- **TEXT EXTRACT**:
ANSWERS for QUIZ 1:

1) From our location in the Milky Way, as we look at the center we are looking through the disk. There is dust in the Galaxy and that dust is efficient at scattering blue and optical light, due to the size of the dust particles. Thus, some of the background light is scattered creating a dark band.

2) The orbit of Uranus was not aligned that well with the expectations for how gravity worked. From these deviations from expectations, they were able to predict that another body was influencing the orbit. When astronomers pointed their telescopes at that location, they discivered Neptune.

3) The LIGO experiment is actually measuring the distance very accurately between two detectors.

4) First, Newton's gravity law assumes "action at a distance" which implies that any change in mass is instantly transmitted throughout the universe. Thus, it would have information travel at faster than the speed of light. Second, Newton's gravity implies that massless particles would not be affected by another body, and we have measured that photons (which are massless) can have their path bent.

5) A solar flare happens in the Sun and charged partcles (e.g., protons and electrons) stream towards the earth. They get caught up in the magnetic fields of the Earth and stream along them. As they stream, they collide with atoms in the atmosphere, and excite these atoms. The atoms then fall back into a lower energy state, and then emit light.

6) A graviton is the carrier of the gravitational wave.

(Excerpts from a layout annotation set)
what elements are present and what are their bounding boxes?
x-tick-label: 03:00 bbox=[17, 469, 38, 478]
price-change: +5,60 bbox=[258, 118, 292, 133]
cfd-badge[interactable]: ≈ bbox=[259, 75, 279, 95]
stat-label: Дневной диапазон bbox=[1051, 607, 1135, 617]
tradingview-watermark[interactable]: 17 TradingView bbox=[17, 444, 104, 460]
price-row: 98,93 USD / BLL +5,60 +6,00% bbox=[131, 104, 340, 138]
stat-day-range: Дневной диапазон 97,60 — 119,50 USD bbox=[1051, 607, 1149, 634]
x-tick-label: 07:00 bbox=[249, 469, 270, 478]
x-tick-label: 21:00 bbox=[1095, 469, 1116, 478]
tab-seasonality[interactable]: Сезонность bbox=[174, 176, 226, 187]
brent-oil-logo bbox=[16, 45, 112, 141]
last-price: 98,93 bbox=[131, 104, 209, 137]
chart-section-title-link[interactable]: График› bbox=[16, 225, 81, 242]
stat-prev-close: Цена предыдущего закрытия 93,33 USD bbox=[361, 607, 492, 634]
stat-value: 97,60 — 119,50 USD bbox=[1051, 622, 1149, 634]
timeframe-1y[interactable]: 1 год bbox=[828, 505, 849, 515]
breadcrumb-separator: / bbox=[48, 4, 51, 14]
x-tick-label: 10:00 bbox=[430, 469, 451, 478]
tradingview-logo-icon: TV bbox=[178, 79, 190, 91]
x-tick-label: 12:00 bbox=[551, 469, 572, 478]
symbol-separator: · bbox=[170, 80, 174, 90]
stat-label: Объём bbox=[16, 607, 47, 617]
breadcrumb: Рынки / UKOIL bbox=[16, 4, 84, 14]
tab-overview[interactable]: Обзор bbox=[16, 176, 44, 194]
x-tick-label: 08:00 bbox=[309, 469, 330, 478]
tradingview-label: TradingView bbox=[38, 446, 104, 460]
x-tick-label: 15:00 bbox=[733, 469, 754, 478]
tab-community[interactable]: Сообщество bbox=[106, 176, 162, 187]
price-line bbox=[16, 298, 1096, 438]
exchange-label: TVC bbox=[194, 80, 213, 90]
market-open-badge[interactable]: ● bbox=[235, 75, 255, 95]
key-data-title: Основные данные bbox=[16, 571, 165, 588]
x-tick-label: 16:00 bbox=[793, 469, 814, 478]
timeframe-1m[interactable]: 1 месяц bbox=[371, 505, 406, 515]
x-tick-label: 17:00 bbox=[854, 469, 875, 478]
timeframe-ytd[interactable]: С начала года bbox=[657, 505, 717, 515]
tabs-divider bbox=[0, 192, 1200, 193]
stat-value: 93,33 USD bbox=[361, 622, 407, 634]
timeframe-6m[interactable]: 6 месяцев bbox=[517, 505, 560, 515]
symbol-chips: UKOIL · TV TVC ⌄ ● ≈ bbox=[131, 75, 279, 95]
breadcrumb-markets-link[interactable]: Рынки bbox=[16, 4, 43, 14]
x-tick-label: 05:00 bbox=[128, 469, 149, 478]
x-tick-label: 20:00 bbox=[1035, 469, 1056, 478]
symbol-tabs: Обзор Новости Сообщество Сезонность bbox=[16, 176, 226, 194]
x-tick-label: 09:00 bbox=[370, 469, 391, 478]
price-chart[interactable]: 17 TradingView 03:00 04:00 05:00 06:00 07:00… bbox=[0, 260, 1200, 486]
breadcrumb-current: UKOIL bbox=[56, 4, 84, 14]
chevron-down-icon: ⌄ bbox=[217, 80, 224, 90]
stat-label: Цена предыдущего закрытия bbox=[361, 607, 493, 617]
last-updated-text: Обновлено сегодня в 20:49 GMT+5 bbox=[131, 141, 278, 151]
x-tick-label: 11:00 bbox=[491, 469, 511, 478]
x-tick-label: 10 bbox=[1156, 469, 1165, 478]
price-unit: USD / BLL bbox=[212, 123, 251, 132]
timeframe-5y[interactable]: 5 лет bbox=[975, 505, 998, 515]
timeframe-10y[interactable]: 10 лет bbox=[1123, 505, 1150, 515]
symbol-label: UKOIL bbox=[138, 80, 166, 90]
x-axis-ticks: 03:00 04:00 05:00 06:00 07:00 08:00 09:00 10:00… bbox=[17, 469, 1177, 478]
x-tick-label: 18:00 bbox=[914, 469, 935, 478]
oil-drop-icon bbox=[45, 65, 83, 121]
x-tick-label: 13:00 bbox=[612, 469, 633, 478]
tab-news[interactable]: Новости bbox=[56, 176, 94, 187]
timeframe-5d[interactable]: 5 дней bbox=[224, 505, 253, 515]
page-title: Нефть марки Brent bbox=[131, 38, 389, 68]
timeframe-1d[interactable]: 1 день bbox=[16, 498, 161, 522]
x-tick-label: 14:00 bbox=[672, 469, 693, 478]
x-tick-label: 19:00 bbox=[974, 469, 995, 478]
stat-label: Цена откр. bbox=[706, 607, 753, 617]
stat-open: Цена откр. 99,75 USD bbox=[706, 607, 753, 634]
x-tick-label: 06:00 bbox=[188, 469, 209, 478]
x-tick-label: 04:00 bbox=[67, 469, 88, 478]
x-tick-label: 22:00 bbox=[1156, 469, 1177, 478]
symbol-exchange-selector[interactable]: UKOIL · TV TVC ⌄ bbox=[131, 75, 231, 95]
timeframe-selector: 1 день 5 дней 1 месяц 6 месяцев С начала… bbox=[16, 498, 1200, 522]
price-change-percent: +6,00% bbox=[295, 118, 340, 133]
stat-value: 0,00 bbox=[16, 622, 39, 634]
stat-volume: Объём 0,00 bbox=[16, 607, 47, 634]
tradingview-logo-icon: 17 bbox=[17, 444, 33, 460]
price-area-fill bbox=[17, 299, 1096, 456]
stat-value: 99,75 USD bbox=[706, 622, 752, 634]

- **WHAT THIS EXERCISE ASKS**:
(A) Summarize the quiz answers in three sentences.
(B) Pick out every line of the records that contains the string "Новости". Case counts.

- **ANSWERS BY TASK**:
(A) The quiz answers explain that dust in the Galaxy scatters background light seen through the disk, creating a dark band, and that deviations in the orbit of Uranus let astronomers predict the body that turned out to be Neptune. They state that the LIGO experiment measures the distance between two detectors very accurately. They name two problems with Newton's gravity law, namely faster-than-light information and no effect on massless photons, and they describe how charged particles from a solar flare follow Earth's magnetic fields and excite atoms that then emit light, while calling a graviton the carrier of the gravitational wave.

(B)
symbol-tabs: Обзор Новости Сообщество Сезонность bbox=[16, 176, 226, 194]
tab-news[interactable]: Новости bbox=[56, 176, 94, 187]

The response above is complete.